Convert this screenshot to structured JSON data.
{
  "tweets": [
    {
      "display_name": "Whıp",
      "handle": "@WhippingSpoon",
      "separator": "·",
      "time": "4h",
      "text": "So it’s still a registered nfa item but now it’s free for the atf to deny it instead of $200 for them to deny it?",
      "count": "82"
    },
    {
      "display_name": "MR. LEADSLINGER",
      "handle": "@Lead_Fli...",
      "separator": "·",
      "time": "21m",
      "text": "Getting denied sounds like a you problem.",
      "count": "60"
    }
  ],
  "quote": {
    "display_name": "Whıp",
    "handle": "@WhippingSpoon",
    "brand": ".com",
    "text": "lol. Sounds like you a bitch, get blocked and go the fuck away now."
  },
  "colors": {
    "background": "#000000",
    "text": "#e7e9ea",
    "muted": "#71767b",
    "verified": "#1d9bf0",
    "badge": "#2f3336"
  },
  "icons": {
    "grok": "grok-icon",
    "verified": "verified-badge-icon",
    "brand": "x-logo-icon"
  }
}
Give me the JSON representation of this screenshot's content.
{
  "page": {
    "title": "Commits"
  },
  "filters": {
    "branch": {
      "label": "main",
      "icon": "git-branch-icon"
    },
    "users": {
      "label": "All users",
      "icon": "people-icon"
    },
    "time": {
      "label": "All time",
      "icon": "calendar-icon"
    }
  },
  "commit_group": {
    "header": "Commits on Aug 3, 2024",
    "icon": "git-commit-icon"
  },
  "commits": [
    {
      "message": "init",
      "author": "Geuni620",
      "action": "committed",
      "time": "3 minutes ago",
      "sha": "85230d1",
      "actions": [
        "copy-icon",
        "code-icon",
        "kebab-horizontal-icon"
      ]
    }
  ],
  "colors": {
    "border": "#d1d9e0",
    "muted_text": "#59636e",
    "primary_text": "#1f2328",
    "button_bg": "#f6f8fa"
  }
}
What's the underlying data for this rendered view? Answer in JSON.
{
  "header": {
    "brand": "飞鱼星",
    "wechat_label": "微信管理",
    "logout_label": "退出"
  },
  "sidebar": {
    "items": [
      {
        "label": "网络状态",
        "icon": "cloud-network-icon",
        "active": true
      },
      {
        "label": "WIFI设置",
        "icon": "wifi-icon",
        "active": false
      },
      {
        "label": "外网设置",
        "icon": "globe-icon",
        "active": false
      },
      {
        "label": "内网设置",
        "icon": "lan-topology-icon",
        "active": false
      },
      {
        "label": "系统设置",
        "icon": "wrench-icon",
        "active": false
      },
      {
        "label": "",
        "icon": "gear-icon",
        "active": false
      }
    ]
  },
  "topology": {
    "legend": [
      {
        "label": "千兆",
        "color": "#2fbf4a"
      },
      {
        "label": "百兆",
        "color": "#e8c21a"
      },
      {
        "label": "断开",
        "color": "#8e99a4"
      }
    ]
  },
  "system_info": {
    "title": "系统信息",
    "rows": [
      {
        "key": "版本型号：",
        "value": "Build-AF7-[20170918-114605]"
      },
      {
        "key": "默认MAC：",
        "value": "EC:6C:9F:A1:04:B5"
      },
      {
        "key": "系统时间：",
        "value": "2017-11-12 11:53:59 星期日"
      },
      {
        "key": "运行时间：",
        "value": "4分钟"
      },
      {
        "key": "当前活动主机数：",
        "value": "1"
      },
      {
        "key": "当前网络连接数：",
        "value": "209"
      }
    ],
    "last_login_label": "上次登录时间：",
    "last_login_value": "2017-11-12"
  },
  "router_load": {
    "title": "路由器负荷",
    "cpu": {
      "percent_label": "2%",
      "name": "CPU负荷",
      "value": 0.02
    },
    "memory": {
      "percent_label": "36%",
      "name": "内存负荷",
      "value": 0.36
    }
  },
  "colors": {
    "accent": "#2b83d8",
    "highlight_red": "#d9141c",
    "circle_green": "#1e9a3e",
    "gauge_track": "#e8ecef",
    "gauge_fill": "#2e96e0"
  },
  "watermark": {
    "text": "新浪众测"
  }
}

WRITTEN INSTRUCTION: Pick out each line containing the string "time" and copy it.

REPLY TO THE EXERCISE:
      "time": "4h",
      "time": "21m",
    "time": {
      "label": "All time",
      "time": "3 minutes ago",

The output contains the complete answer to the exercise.